[WHAT TO PRODUCE] Can you extract every row below verbatim, leaving the pictures out of your answer?

[RECORDS PROVIDED]

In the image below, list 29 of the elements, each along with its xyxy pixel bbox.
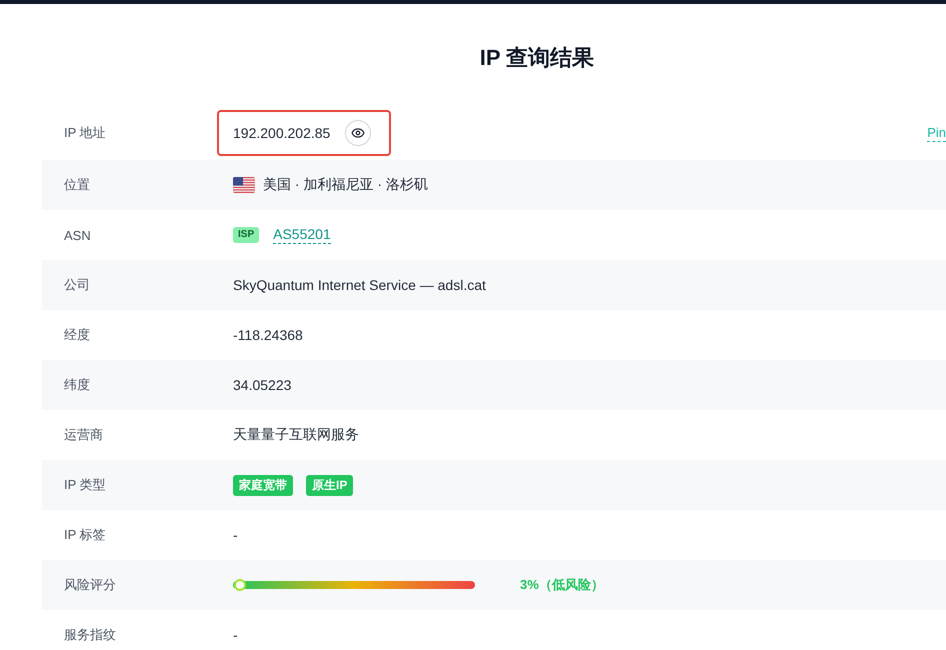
- field-label: 风险评分: [63, 576, 117, 594]
- page-title: IP 查询结果: [480, 44, 594, 72]
- value-text: -: [233, 627, 238, 643]
- eye-icon: [351, 126, 366, 140]
- ip-type-tag: 家庭宽带: [233, 474, 293, 496]
- field-label: 纬度: [63, 376, 91, 394]
- isp-badge: ISP: [233, 227, 260, 243]
- location-text: 美国 · 加利福尼亚 · 洛杉矶: [263, 176, 428, 194]
- field-label: IP 标签: [63, 526, 107, 544]
- ip-type-tag: 原生IP: [306, 474, 354, 496]
- field-label: IP 类型: [63, 476, 107, 494]
- flag-icon: [233, 177, 255, 193]
- value-text: -118.24368: [233, 327, 303, 343]
- ip-address-text: 192.200.202.85: [233, 125, 330, 141]
- value-text: SkyQuantum Internet Service — adsl.cat: [233, 277, 486, 293]
- value-text: 天量量子互联网服务: [233, 426, 359, 444]
- value-text: 34.05223: [233, 377, 292, 393]
- asn-link[interactable]: AS55201: [273, 226, 331, 244]
- field-label: 经度: [63, 326, 91, 344]
- field-label: 公司: [63, 276, 91, 294]
- field-label: IP 地址: [63, 124, 107, 142]
- value-text: -: [233, 527, 238, 543]
- risk-score-reading: 3%（低风险）: [520, 576, 604, 594]
- field-label: 位置: [63, 176, 91, 194]
- show-ip-button[interactable]: [345, 120, 372, 146]
- field-label: 运营商: [63, 426, 104, 444]
- field-label: 服务指纹: [63, 626, 117, 644]
- field-label: ASN: [63, 228, 92, 242]
- side-link[interactable]: Pin: [927, 124, 946, 142]
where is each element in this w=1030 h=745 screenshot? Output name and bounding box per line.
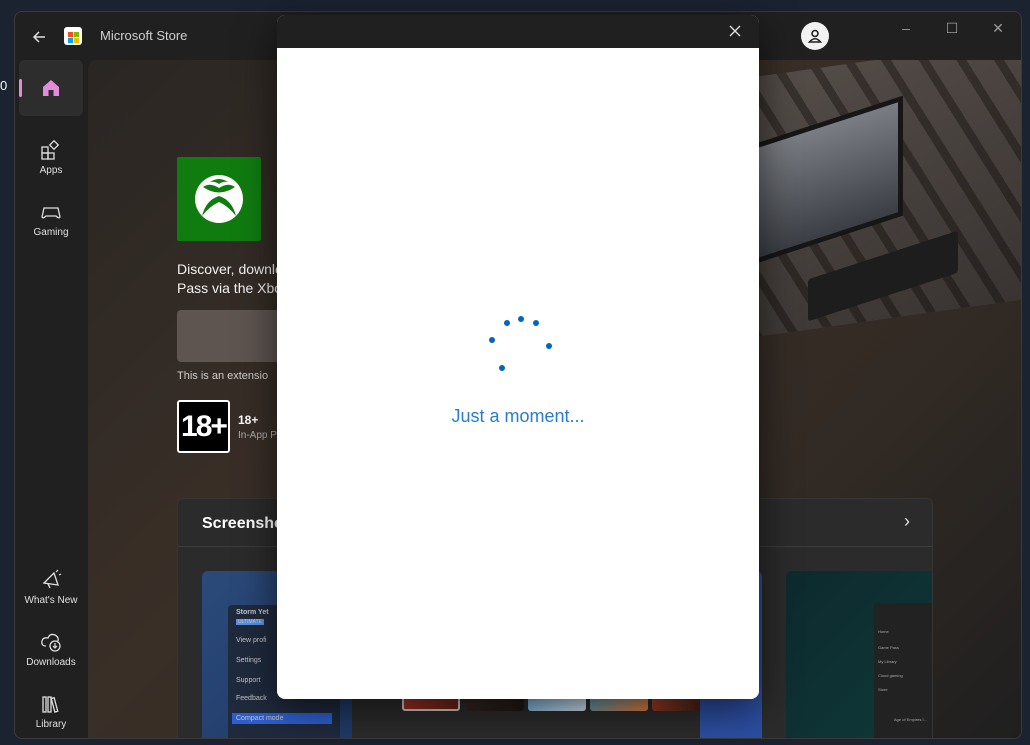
gamepad-icon: [41, 207, 61, 219]
screenshot-thumbnail-3[interactable]: Home Game Pass My Library Cloud gaming S…: [786, 571, 932, 738]
active-indicator: [19, 79, 22, 97]
sidebar-item-label: Gaming: [33, 227, 69, 238]
spinner-dot: [504, 320, 510, 326]
back-arrow-icon[interactable]: [29, 26, 51, 48]
profile-button[interactable]: [801, 22, 829, 50]
store-logo-icon: [64, 27, 82, 45]
age-rating-badge: 18+: [177, 400, 230, 453]
loading-text: Just a moment...: [451, 406, 585, 426]
apps-icon: [41, 139, 60, 160]
spinner-dot: [518, 316, 524, 322]
close-window-button[interactable]: ✕: [983, 20, 1013, 40]
screenshot-menu: Home Game Pass My Library Cloud gaming S…: [874, 603, 932, 738]
product-description: Discover, downlo Pass via the Xbo: [177, 261, 283, 296]
spinner-dot: [546, 343, 552, 349]
desktop-edge-text: 0: [0, 78, 8, 93]
app-title: Microsoft Store: [100, 28, 188, 43]
loading-spinner: [480, 311, 560, 381]
sidebar-item-label: What's New: [24, 595, 78, 606]
maximize-button[interactable]: ☐: [937, 20, 967, 40]
cloud-download-icon: [41, 633, 61, 652]
spinner-dot: [499, 365, 505, 371]
age-rating-label: 18+: [238, 413, 259, 427]
sidebar-item-home[interactable]: [19, 60, 83, 116]
sidebar-item-label: Apps: [39, 165, 63, 176]
screenshots-title: Screensho: [202, 515, 284, 532]
user-icon: [808, 29, 822, 43]
sidebar-item-label: Downloads: [26, 657, 76, 668]
xbox-logo-icon: [177, 157, 261, 241]
sign-in-dialog: Just a moment...: [277, 15, 759, 699]
spinner-dot: [489, 337, 495, 343]
age-rating-subtext: In-App P: [238, 430, 277, 441]
library-icon: [42, 696, 59, 713]
chevron-right-icon[interactable]: ›: [904, 511, 910, 532]
sidebar-item-whats-new[interactable]: What's New: [19, 560, 83, 616]
sidebar: Apps Gaming What's New Downloads Library: [15, 60, 88, 738]
get-button[interactable]: [177, 310, 287, 362]
sidebar-item-downloads[interactable]: Downloads: [19, 622, 83, 678]
xbox-sphere-icon: [195, 175, 243, 223]
sidebar-item-gaming[interactable]: Gaming: [19, 192, 83, 248]
spinner-dot: [533, 320, 539, 326]
home-icon: [43, 80, 59, 96]
megaphone-icon: [42, 569, 62, 589]
sidebar-item-apps[interactable]: Apps: [19, 130, 83, 186]
sidebar-item-library[interactable]: Library: [19, 684, 83, 738]
sidebar-item-label: Library: [35, 719, 67, 730]
extension-note: This is an extensio: [177, 370, 269, 382]
dialog-header: [277, 15, 759, 48]
close-icon[interactable]: [727, 23, 743, 39]
minimize-button[interactable]: –: [891, 20, 921, 40]
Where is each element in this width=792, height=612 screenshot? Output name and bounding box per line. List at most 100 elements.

[RESULT OF THIS TASK]
In the image below, list 29 of the elements, each along with its xyxy pixel bbox.
- field-label: 风险评分: [63, 576, 117, 594]
- page-title: IP 查询结果: [480, 44, 594, 72]
- value-text: -: [233, 627, 238, 643]
- eye-icon: [351, 126, 366, 140]
- ip-type-tag: 家庭宽带: [233, 474, 293, 496]
- field-label: 纬度: [63, 376, 91, 394]
- isp-badge: ISP: [233, 227, 260, 243]
- location-text: 美国 · 加利福尼亚 · 洛杉矶: [263, 176, 428, 194]
- field-label: IP 标签: [63, 526, 107, 544]
- ip-type-tag: 原生IP: [306, 474, 354, 496]
- field-label: IP 类型: [63, 476, 107, 494]
- flag-icon: [233, 177, 255, 193]
- value-text: -118.24368: [233, 327, 303, 343]
- ip-address-text: 192.200.202.85: [233, 125, 330, 141]
- value-text: SkyQuantum Internet Service — adsl.cat: [233, 277, 486, 293]
- value-text: 天量量子互联网服务: [233, 426, 359, 444]
- value-text: 34.05223: [233, 377, 292, 393]
- asn-link[interactable]: AS55201: [273, 226, 331, 244]
- field-label: 经度: [63, 326, 91, 344]
- field-label: 公司: [63, 276, 91, 294]
- field-label: IP 地址: [63, 124, 107, 142]
- value-text: -: [233, 527, 238, 543]
- risk-score-reading: 3%（低风险）: [520, 576, 604, 594]
- field-label: 位置: [63, 176, 91, 194]
- show-ip-button[interactable]: [345, 120, 372, 146]
- field-label: 运营商: [63, 426, 104, 444]
- field-label: 服务指纹: [63, 626, 117, 644]
- field-label: ASN: [63, 228, 92, 242]
- side-link[interactable]: Pin: [927, 124, 946, 142]
where is each element in this w=1030 h=745 screenshot? Output name and bounding box per line.
gamepad-icon: [41, 207, 61, 219]
screenshot-thumbnail-3[interactable]: Home Game Pass My Library Cloud gaming S…: [786, 571, 932, 738]
active-indicator: [19, 79, 22, 97]
sidebar-item-label: Gaming: [33, 227, 69, 238]
spinner-dot: [504, 320, 510, 326]
back-arrow-icon[interactable]: [29, 26, 51, 48]
profile-button[interactable]: [801, 22, 829, 50]
store-logo-icon: [64, 27, 82, 45]
age-rating-badge: 18+: [177, 400, 230, 453]
loading-text: Just a moment...: [451, 406, 585, 426]
apps-icon: [41, 139, 60, 160]
spinner-dot: [518, 316, 524, 322]
close-window-button[interactable]: ✕: [983, 20, 1013, 40]
screenshot-menu: Home Game Pass My Library Cloud gaming S…: [874, 603, 932, 738]
product-description: Discover, downlo Pass via the Xbo: [177, 261, 283, 296]
spinner-dot: [546, 343, 552, 349]
desktop-edge-text: 0: [0, 78, 8, 93]
app-title: Microsoft Store: [100, 28, 188, 43]
loading-spinner: [480, 311, 560, 381]
sidebar-item-label: What's New: [24, 595, 78, 606]
maximize-button[interactable]: ☐: [937, 20, 967, 40]
cloud-download-icon: [41, 633, 61, 652]
spinner-dot: [499, 365, 505, 371]
age-rating-label: 18+: [238, 413, 259, 427]
sidebar-item-home[interactable]: [19, 60, 83, 116]
sidebar-item-label: Apps: [39, 165, 63, 176]
screenshots-title: Screensho: [202, 515, 284, 532]
user-icon: [808, 29, 822, 43]
sidebar-item-label: Downloads: [26, 657, 76, 668]
xbox-logo-icon: [177, 157, 261, 241]
sign-in-dialog: Just a moment...: [277, 15, 759, 699]
spinner-dot: [489, 337, 495, 343]
age-rating-subtext: In-App P: [238, 430, 277, 441]
library-icon: [42, 696, 59, 713]
chevron-right-icon[interactable]: ›: [904, 511, 910, 532]
sidebar-item-whats-new[interactable]: What's New: [19, 560, 83, 616]
sidebar: Apps Gaming What's New Downloads Library: [15, 60, 88, 738]
get-button[interactable]: [177, 310, 287, 362]
sidebar-item-downloads[interactable]: Downloads: [19, 622, 83, 678]
xbox-sphere-icon: [195, 175, 243, 223]
sidebar-item-gaming[interactable]: Gaming: [19, 192, 83, 248]
spinner-dot: [533, 320, 539, 326]
home-icon: [43, 80, 59, 96]
megaphone-icon: [42, 569, 62, 589]
sidebar-item-apps[interactable]: Apps: [19, 130, 83, 186]
sidebar-item-library[interactable]: Library: [19, 684, 83, 738]
sidebar-item-label: Library: [35, 719, 67, 730]
extension-note: This is an extensio: [177, 370, 269, 382]
dialog-header: [277, 15, 759, 48]
close-icon[interactable]: [727, 23, 743, 39]
minimize-button[interactable]: –: [891, 20, 921, 40]
Where is each element in this width=792, height=612 screenshot? Output name and bounding box per line. List at most 100 elements.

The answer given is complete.